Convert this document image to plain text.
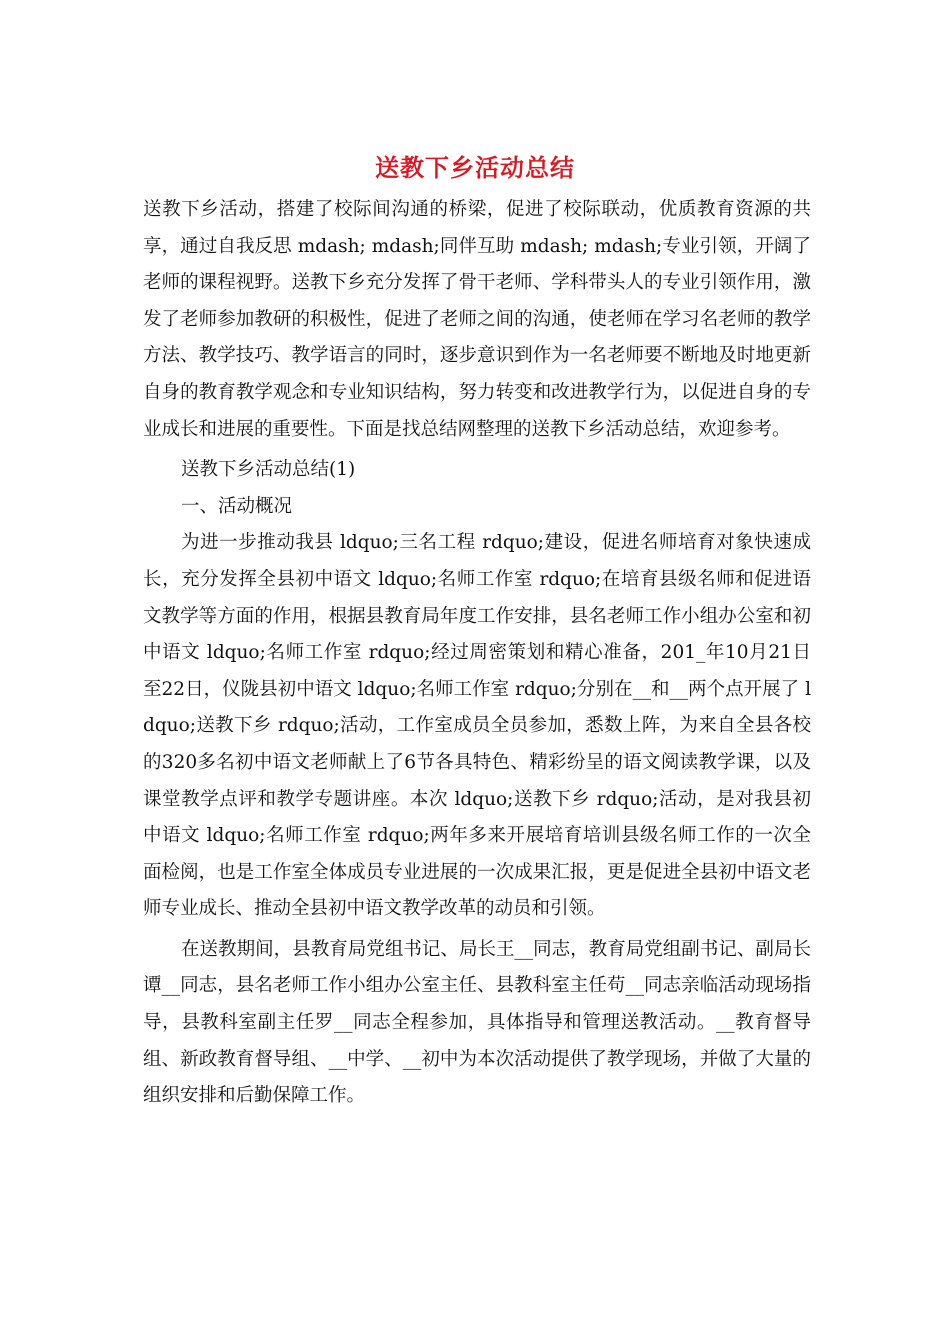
送教下乡活动总结

送教下乡活动，搭建了校际间沟通的桥梁，促进了校际联动，优质教育资源的共享，通过自我反思 mdash; mdash;同伴互助 mdash; mdash;专业引领，开阔了老师的课程视野。送教下乡充分发挥了骨干老师、学科带头人的专业引领作用，激发了老师参加教研的积极性，促进了老师之间的沟通，使老师在学习名老师的教学方法、教学技巧、教学语言的同时，逐步意识到作为一名老师要不断地及时地更新自身的教育教学观念和专业知识结构，努力转变和改进教学行为，以促进自身的专业成长和进展的重要性。下面是找总结网整理的送教下乡活动总结，欢迎参考。

送教下乡活动总结(1)

一、活动概况

为进一步推动我县 ldquo;三名工程 rdquo;建设，促进名师培育对象快速成长，充分发挥全县初中语文 ldquo;名师工作室 rdquo;在培育县级名师和促进语文教学等方面的作用，根据县教育局年度工作安排，县名老师工作小组办公室和初中语文 ldquo;名师工作室 rdquo;经过周密策划和精心准备，201_年10月21日至22日，仪陇县初中语文 ldquo;名师工作室 rdquo;分别在__和__两个点开展了 ldquo;送教下乡 rdquo;活动，工作室成员全员参加，悉数上阵，为来自全县各校的320多名初中语文老师献上了6节各具特色、精彩纷呈的语文阅读教学课，以及课堂教学点评和教学专题讲座。本次 ldquo;送教下乡 rdquo;活动，是对我县初中语文 ldquo;名师工作室 rdquo;两年多来开展培育培训县级名师工作的一次全面检阅，也是工作室全体成员专业进展的一次成果汇报，更是促进全县初中语文老师专业成长、推动全县初中语文教学改革的动员和引领。

在送教期间，县教育局党组书记、局长王__同志，教育局党组副书记、副局长谭__同志，县名老师工作小组办公室主任、县教科室主任苟__同志亲临活动现场指导，县教科室副主任罗__同志全程参加，具体指导和管理送教活动。__教育督导组、新政教育督导组、__中学、__初中为本次活动提供了教学现场，并做了大量的组织安排和后勤保障工作。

**REQUIREMENTS**
Each entry gets copied exactly; the pictures stay out.

**SOLVED EXERCISE**
Convert this document image to plain text.
送教下乡活动总结

送教下乡活动，搭建了校际间沟通的桥梁，促进了校际联动，优质教育资源的共享，通过自我反思 mdash; mdash;同伴互助 mdash; mdash;专业引领，开阔了老师的课程视野。送教下乡充分发挥了骨干老师、学科带头人的专业引领作用，激发了老师参加教研的积极性，促进了老师之间的沟通，使老师在学习名老师的教学方法、教学技巧、教学语言的同时，逐步意识到作为一名老师要不断地及时地更新自身的教育教学观念和专业知识结构，努力转变和改进教学行为，以促进自身的专业成长和进展的重要性。下面是找总结网整理的送教下乡活动总结，欢迎参考。

送教下乡活动总结(1)

一、活动概况

为进一步推动我县 ldquo;三名工程 rdquo;建设，促进名师培育对象快速成长，充分发挥全县初中语文 ldquo;名师工作室 rdquo;在培育县级名师和促进语文教学等方面的作用，根据县教育局年度工作安排，县名老师工作小组办公室和初中语文 ldquo;名师工作室 rdquo;经过周密策划和精心准备，201_年10月21日至22日，仪陇县初中语文 ldquo;名师工作室 rdquo;分别在__和__两个点开展了 ldquo;送教下乡 rdquo;活动，工作室成员全员参加，悉数上阵，为来自全县各校的320多名初中语文老师献上了6节各具特色、精彩纷呈的语文阅读教学课，以及课堂教学点评和教学专题讲座。本次 ldquo;送教下乡 rdquo;活动，是对我县初中语文 ldquo;名师工作室 rdquo;两年多来开展培育培训县级名师工作的一次全面检阅，也是工作室全体成员专业进展的一次成果汇报，更是促进全县初中语文老师专业成长、推动全县初中语文教学改革的动员和引领。

在送教期间，县教育局党组书记、局长王__同志，教育局党组副书记、副局长谭__同志，县名老师工作小组办公室主任、县教科室主任苟__同志亲临活动现场指导，县教科室副主任罗__同志全程参加，具体指导和管理送教活动。__教育督导组、新政教育督导组、__中学、__初中为本次活动提供了教学现场，并做了大量的组织安排和后勤保障工作。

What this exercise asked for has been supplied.